EXERCISE BRIEF:
Copy out all lines of the records in which the word "России" appears.
START MATERIAL PROVIDED
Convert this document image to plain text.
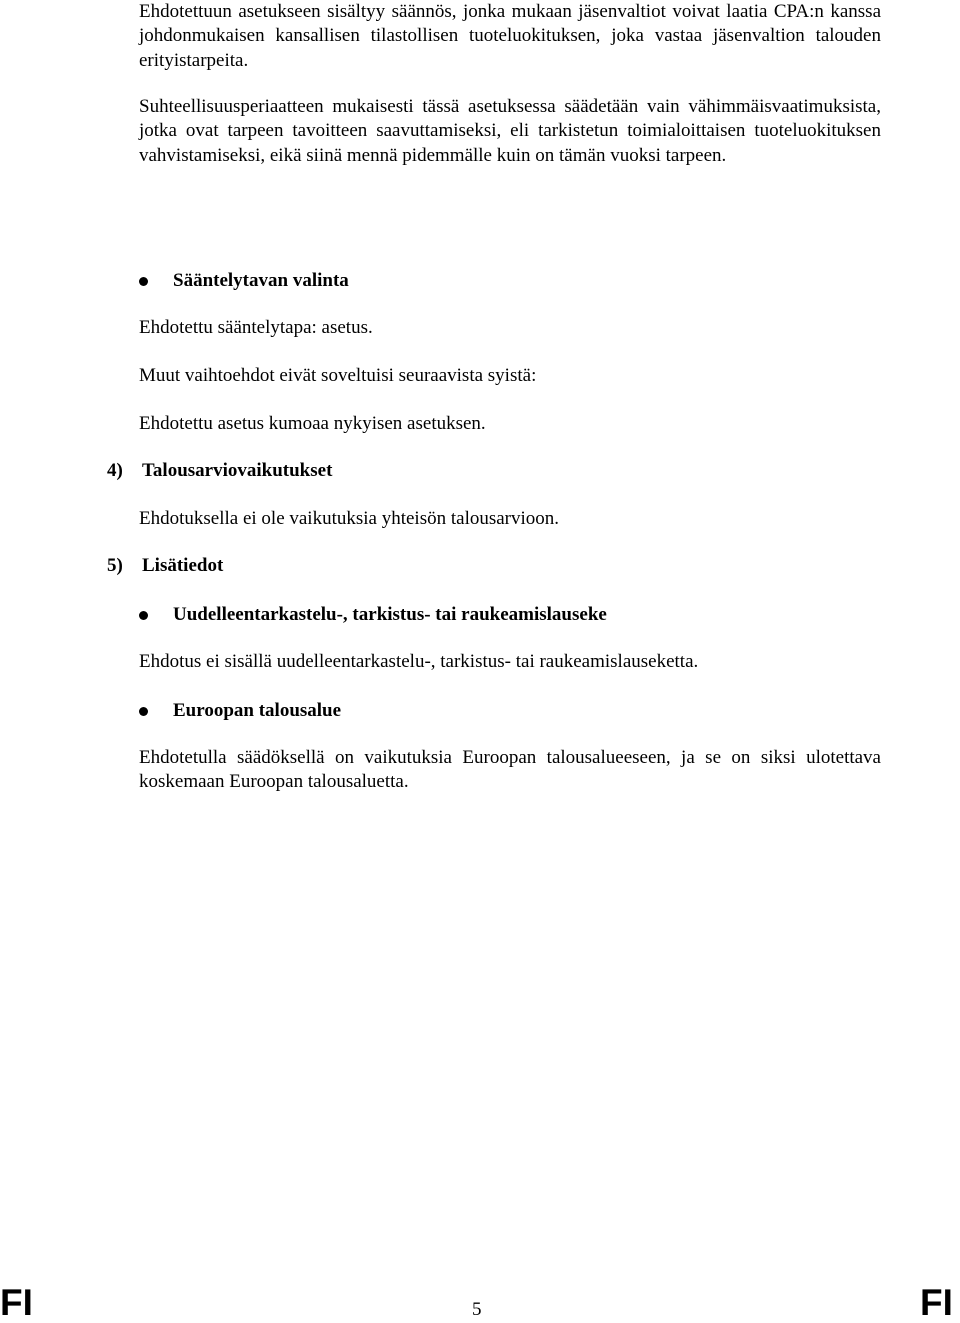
Ehdotettuun asetukseen sisältyy säännös, jonka mukaan jäsenvaltiot voivat laatia CPA:n kanssa johdonmukaisen kansallisen tilastollisen tuoteluokituksen, joka vastaa jäsenvaltion talouden erityistarpeita.

Suhteellisuusperiaatteen mukaisesti tässä asetuksessa säädetään vain vähimmäisvaatimuksista, jotka ovat tarpeen tavoitteen saavuttamiseksi, eli tarkistetun toimialoittaisen tuoteluokituksen vahvistamiseksi, eikä siinä mennä pidemmälle kuin on tämän vuoksi tarpeen.

Sääntelytavan valinta

Ehdotettu sääntelytapa: asetus.

Muut vaihtoehdot eivät soveltuisi seuraavista syistä:

Ehdotettu asetus kumoaa nykyisen asetuksen.

4) Talousarviovaikutukset

Ehdotuksella ei ole vaikutuksia yhteisön talousarvioon.

5) Lisätiedot
Uudelleentarkastelu-, tarkistus- tai raukeamislauseke

Ehdotus ei sisällä uudelleentarkastelu-, tarkistus- tai raukeamislauseketta.

Euroopan talousalue

Ehdotetulla säädöksellä on vaikutuksia Euroopan talousalueeseen, ja se on siksi ulotettava koskemaan Euroopan talousaluetta.

FI	5	FI
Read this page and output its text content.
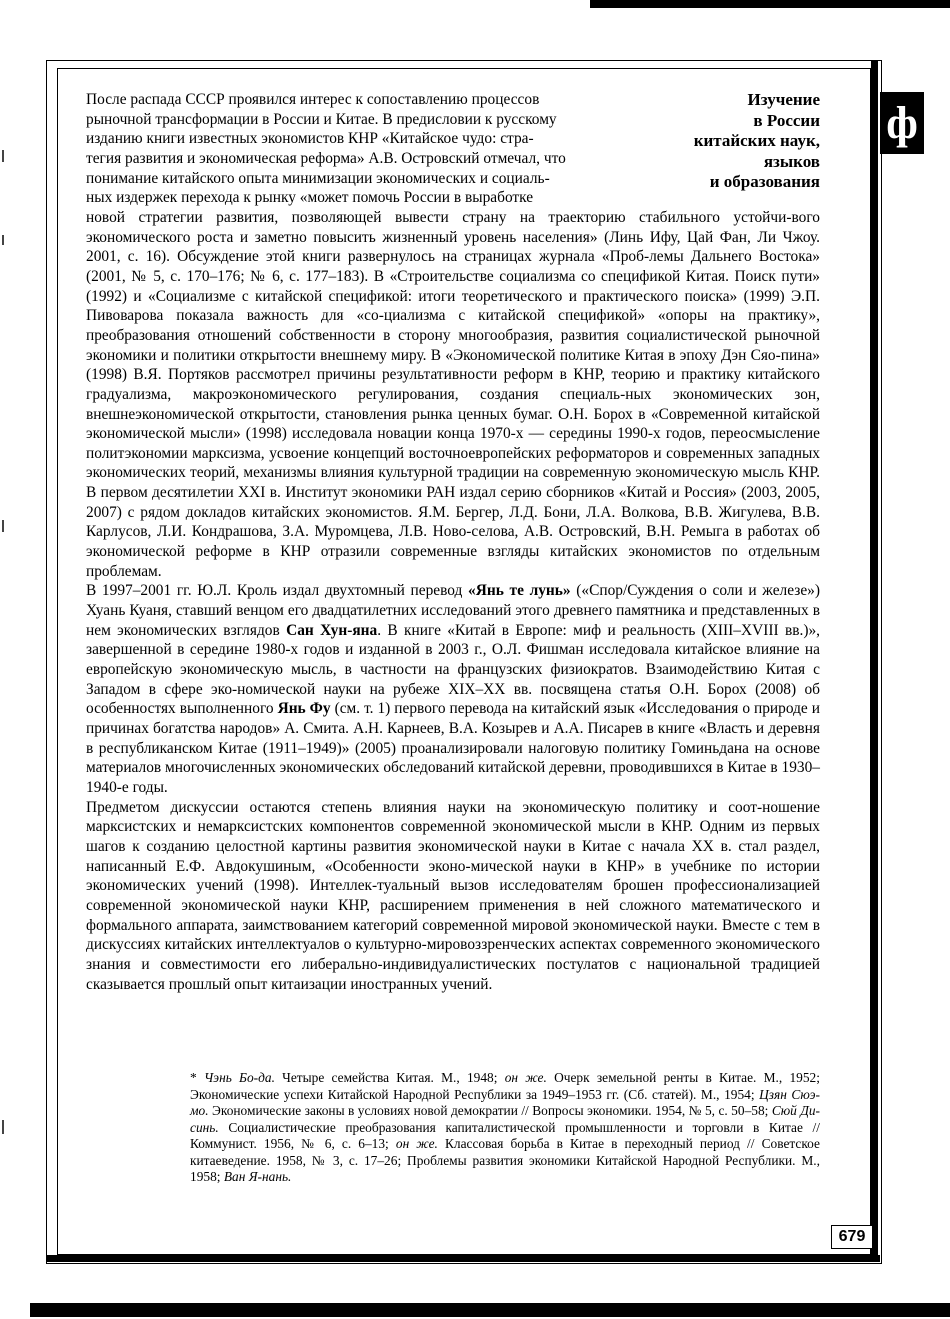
ф
Изучение
в России
китайских наук,
языков
и образования

После распада СССР проявился интерес к сопоставлению процессов

рыночной трансформации в России и Китае. В предисловии к русскому

изданию книги известных экономистов КНР «Китайское чудо: стра-

тегия развития и экономическая реформа» А.В. Островский отмечал, что

понимание китайского опыта минимизации экономических и социаль-

ных издержек перехода к рынку «может помочь России в выработке

новой стратегии развития, позволяющей вывести страну на траекторию стабильного устойчи-вого экономического роста и заметно повысить жизненный уровень населения» (Линь Ифу, Цай Фан, Ли Чжоу. 2001, с. 16). Обсуждение этой книги развернулось на страницах журнала «Проб-лемы Дальнего Востока» (2001, № 5, с. 170–176; № 6, с. 177–183). В «Строительстве социализма со спецификой Китая. Поиск пути» (1992) и «Социализме с китайской спецификой: итоги теоретического и практического поиска» (1999) Э.П. Пивоварова показала важность для «со-циализма с китайской спецификой» «опоры на практику», преобразования отношений собственности в сторону многообразия, развития социалистической рыночной экономики и политики открытости внешнему миру. В «Экономической политике Китая в эпоху Дэн Сяо-пина» (1998) В.Я. Портяков рассмотрел причины результативности реформ в КНР, теорию и практику китайского градуализма, макроэкономического регулирования, создания специаль-ных экономических зон, внешнеэкономической открытости, становления рынка ценных бумаг. О.Н. Борох в «Современной китайской экономической мысли» (1998) исследовала новации конца 1970-х — середины 1990-х годов, переосмысление политэкономии марксизма, усвоение концепций восточноевропейских реформаторов и современных западных экономических теорий, механизмы влияния культурной традиции на современную экономическую мысль КНР. В первом десятилетии XXI в. Институт экономики РАН издал серию сборников «Китай и Россия» (2003, 2005, 2007) с рядом докладов китайских экономистов. Я.М. Бергер, Л.Д. Бони, Л.А. Волкова, В.В. Жигулева, В.В. Карлусов, Л.И. Кондрашова, З.А. Муромцева, Л.В. Ново-селова, А.В. Островский, В.Н. Ремыга в работах об экономической реформе в КНР отразили современные взгляды китайских экономистов по отдельным проблемам.

В 1997–2001 гг. Ю.Л. Кроль издал двухтомный перевод «Янь те лунь» («Спор/Суждения о соли и железе») Хуань Куаня, ставший венцом его двадцатилетних исследований этого древнего памятника и представленных в нем экономических взглядов Сан Хун-яна. В книге «Китай в Европе: миф и реальность (XIII–XVIII вв.)», завершенной в середине 1980-х годов и изданной в 2003 г., О.Л. Фишман исследовала китайское влияние на европейскую экономическую мысль, в частности на французских физиократов. Взаимодействию Китая с Западом в сфере эко-номической науки на рубеже XIX–XX вв. посвящена статья О.Н. Борох (2008) об особенностях выполненного Янь Фу (см. т. 1) первого перевода на китайский язык «Исследования о природе и причинах богатства народов» А. Смита. А.Н. Карнеев, В.А. Козырев и А.А. Писарев в книге «Власть и деревня в республиканском Китае (1911–1949)» (2005) проанализировали налоговую политику Гоминьдана на основе материалов многочисленных экономических обследований китайской деревни, проводившихся в Китае в 1930–1940-е годы.

Предметом дискуссии остаются степень влияния науки на экономическую политику и соот-ношение марксистских и немарксистских компонентов современной экономической мысли в КНР. Одним из первых шагов к созданию целостной картины развития экономической науки в Китае с начала XX в. стал раздел, написанный Е.Ф. Авдокушиным, «Особенности эконо-мической науки в КНР» в учебнике по истории экономических учений (1998). Интеллек-туальный вызов исследователям брошен профессионализацией современной экономической науки КНР, расширением применения в ней сложного математического и формального аппарата, заимствованием категорий современной мировой экономической науки. Вместе с тем в дискуссиях китайских интеллектуалов о культурно-мировоззренческих аспектах современного экономического знания и совместимости его либерально-индивидуалистических постулатов с национальной традицией сказывается прошлый опыт китаизации иностранных учений.

* Чэнь Бо-да. Четыре семейства Китая. М., 1948; он же. Очерк земельной ренты в Китае. М., 1952; Экономические успехи Китайской Народной Республики за 1949–1953 гг. (Сб. статей). М., 1954; Цзян Сюэ-мо. Экономические законы в условиях новой демократии // Вопросы экономики. 1954, № 5, с. 50–58; Сюй Ди-синь. Социалистические преобразования капиталистической промышленности и торговли в Китае // Коммунист. 1956, № 6, с. 6–13; он же. Классовая борьба в Китае в переходный период // Советское китаеведение. 1958, № 3, с. 17–26; Проблемы развития экономики Китайской Народной Республики. М., 1958; Ван Я-нань.

679
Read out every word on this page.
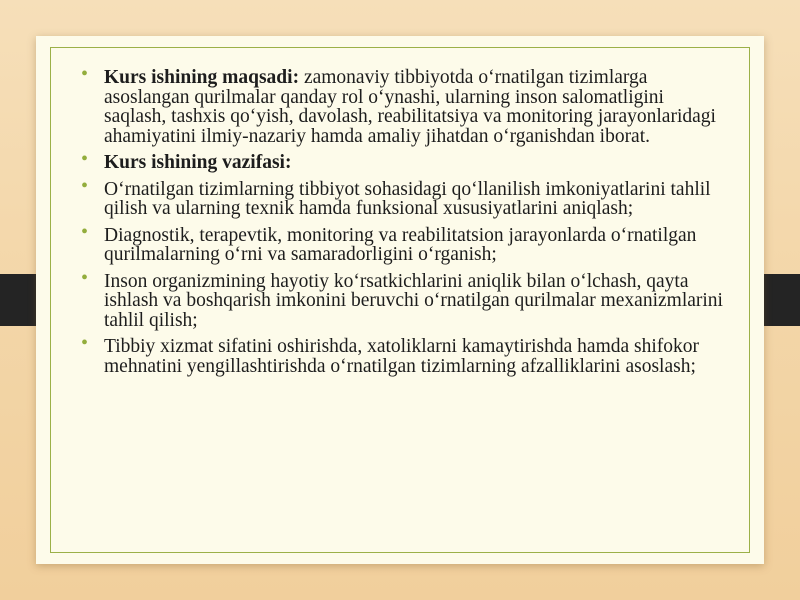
• Kurs ishining maqsadi: zamonaviy tibbiyotda o‘rnatilgan tizimlarga asoslangan qurilmalar qanday rol o‘ynashi, ularning inson salomatligini saqlash, tashxis qo‘yish, davolash, reabilitatsiya va monitoring jarayonlaridagi ahamiyatini ilmiy-nazariy hamda amaliy jihatdan o‘rganishdan iborat.
• Kurs ishining vazifasi:
• O‘rnatilgan tizimlarning tibbiyot sohasidagi qo‘llanilish imkoniyatlarini tahlil qilish va ularning texnik hamda funksional xususiyatlarini aniqlash;
• Diagnostik, terapevtik, monitoring va reabilitatsion jarayonlarda o‘rnatilgan qurilmalarning o‘rni va samaradorligini o‘rganish;
• Inson organizmining hayotiy ko‘rsatkichlarini aniqlik bilan o‘lchash, qayta ishlash va boshqarish imkonini beruvchi o‘rnatilgan qurilmalar mexanizmlarini tahlil qilish;
• Tibbiy xizmat sifatini oshirishda, xatoliklarni kamaytirishda hamda shifokor mehnatini yengillashtirishda o‘rnatilgan tizimlarning afzalliklarini asoslash;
END MATERIAL PROVIDED
CORRECT OUTPUT:
в России
рыночной трансформации в России и Китае. В предисловии к русскому
ных издержек перехода к рынку «может помочь России в выработке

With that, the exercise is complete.